What the task asks:
Your task is to quote the material that follows, in full and exactly.

########################################

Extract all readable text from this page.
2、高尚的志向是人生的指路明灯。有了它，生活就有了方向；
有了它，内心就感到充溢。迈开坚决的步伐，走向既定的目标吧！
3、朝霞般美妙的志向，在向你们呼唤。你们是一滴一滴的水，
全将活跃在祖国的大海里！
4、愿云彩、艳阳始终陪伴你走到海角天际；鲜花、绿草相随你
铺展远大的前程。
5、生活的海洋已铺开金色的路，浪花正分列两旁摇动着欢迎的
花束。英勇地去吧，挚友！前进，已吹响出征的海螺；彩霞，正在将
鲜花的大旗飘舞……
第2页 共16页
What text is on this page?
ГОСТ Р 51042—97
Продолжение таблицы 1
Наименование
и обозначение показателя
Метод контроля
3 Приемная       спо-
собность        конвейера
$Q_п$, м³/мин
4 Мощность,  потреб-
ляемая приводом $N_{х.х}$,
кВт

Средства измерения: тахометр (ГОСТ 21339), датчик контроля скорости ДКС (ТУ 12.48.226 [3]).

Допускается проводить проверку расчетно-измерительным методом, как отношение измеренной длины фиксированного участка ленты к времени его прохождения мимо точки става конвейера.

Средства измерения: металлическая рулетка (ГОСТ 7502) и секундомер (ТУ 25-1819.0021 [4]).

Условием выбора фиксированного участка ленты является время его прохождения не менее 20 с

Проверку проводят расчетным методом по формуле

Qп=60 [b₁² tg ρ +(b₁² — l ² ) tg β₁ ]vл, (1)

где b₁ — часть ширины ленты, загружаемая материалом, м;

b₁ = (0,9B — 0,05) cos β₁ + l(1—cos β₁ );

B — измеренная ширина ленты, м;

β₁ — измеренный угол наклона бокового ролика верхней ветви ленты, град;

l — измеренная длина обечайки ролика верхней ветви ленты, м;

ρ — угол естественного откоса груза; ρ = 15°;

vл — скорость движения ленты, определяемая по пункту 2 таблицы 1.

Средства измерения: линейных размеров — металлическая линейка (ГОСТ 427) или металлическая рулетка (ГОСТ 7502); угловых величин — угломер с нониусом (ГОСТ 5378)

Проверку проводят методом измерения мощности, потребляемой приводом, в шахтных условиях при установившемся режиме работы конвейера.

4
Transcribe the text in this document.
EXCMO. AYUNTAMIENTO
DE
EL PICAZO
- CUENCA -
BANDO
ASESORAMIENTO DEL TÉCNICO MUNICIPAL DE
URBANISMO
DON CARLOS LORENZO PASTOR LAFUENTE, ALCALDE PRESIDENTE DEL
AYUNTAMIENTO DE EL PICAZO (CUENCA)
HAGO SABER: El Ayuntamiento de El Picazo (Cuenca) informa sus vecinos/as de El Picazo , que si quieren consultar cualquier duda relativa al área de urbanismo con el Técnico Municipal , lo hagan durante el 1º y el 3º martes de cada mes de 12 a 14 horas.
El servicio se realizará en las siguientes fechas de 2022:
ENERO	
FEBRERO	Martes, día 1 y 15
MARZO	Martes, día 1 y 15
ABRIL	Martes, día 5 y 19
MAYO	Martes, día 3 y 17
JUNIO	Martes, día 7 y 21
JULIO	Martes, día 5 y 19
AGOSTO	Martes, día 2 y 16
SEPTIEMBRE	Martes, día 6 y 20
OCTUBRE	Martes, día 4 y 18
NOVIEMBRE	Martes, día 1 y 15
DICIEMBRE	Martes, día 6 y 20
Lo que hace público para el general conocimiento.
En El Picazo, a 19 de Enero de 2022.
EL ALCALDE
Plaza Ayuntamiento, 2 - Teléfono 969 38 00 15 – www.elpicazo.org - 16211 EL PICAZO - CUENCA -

########################################

Answer to the problem:
Extract all readable text from this page.
2、高尚的志向是人生的指路明灯。有了它，生活就有了方向；
有了它，内心就感到充溢。迈开坚决的步伐，走向既定的目标吧！
3、朝霞般美妙的志向，在向你们呼唤。你们是一滴一滴的水，
全将活跃在祖国的大海里！
4、愿云彩、艳阳始终陪伴你走到海角天际；鲜花、绿草相随你
铺展远大的前程。
5、生活的海洋已铺开金色的路，浪花正分列两旁摇动着欢迎的
花束。英勇地去吧，挚友！前进，已吹响出征的海螺；彩霞，正在将
鲜花的大旗飘舞……
第2页 共16页
What text is on this page?
ГОСТ Р 51042—97
Продолжение таблицы 1
Наименование
и обозначение показателя
Метод контроля
3 Приемная       спо-
собность        конвейера
$Q_п$, м³/мин
4 Мощность,  потреб-
ляемая приводом $N_{х.х}$,
кВт

Средства измерения: тахометр (ГОСТ 21339), датчик контроля скорости ДКС (ТУ 12.48.226 [3]).

Допускается проводить проверку расчетно-измерительным методом, как отношение измеренной длины фиксированного участка ленты к времени его прохождения мимо точки става конвейера.

Средства измерения: металлическая рулетка (ГОСТ 7502) и секундомер (ТУ 25-1819.0021 [4]).

Условием выбора фиксированного участка ленты является время его прохождения не менее 20 с

Проверку проводят расчетным методом по формуле

Qп=60 [b₁² tg ρ +(b₁² — l ² ) tg β₁ ]vл, (1)

где b₁ — часть ширины ленты, загружаемая материалом, м;

b₁ = (0,9B — 0,05) cos β₁ + l(1—cos β₁ );

B — измеренная ширина ленты, м;

β₁ — измеренный угол наклона бокового ролика верхней ветви ленты, град;

l — измеренная длина обечайки ролика верхней ветви ленты, м;

ρ — угол естественного откоса груза; ρ = 15°;

vл — скорость движения ленты, определяемая по пункту 2 таблицы 1.

Средства измерения: линейных размеров — металлическая линейка (ГОСТ 427) или металлическая рулетка (ГОСТ 7502); угловых величин — угломер с нониусом (ГОСТ 5378)

Проверку проводят методом измерения мощности, потребляемой приводом, в шахтных условиях при установившемся режиме работы конвейера.

4
Transcribe the text in this document.
EXCMO. AYUNTAMIENTO
DE
EL PICAZO
- CUENCA -
BANDO
ASESORAMIENTO DEL TÉCNICO MUNICIPAL DE
URBANISMO
DON CARLOS LORENZO PASTOR LAFUENTE, ALCALDE PRESIDENTE DEL
AYUNTAMIENTO DE EL PICAZO (CUENCA)
HAGO SABER: El Ayuntamiento de El Picazo (Cuenca) informa sus vecinos/as de El Picazo , que si quieren consultar cualquier duda relativa al área de urbanismo con el Técnico Municipal , lo hagan durante el 1º y el 3º martes de cada mes de 12 a 14 horas.
El servicio se realizará en las siguientes fechas de 2022:
ENERO	
FEBRERO	Martes, día 1 y 15
MARZO	Martes, día 1 y 15
ABRIL	Martes, día 5 y 19
MAYO	Martes, día 3 y 17
JUNIO	Martes, día 7 y 21
JULIO	Martes, día 5 y 19
AGOSTO	Martes, día 2 y 16
SEPTIEMBRE	Martes, día 6 y 20
OCTUBRE	Martes, día 4 y 18
NOVIEMBRE	Martes, día 1 y 15
DICIEMBRE	Martes, día 6 y 20
Lo que hace público para el general conocimiento.
En El Picazo, a 19 de Enero de 2022.
EL ALCALDE
Plaza Ayuntamiento, 2 - Teléfono 969 38 00 15 – www.elpicazo.org - 16211 EL PICAZO - CUENCA -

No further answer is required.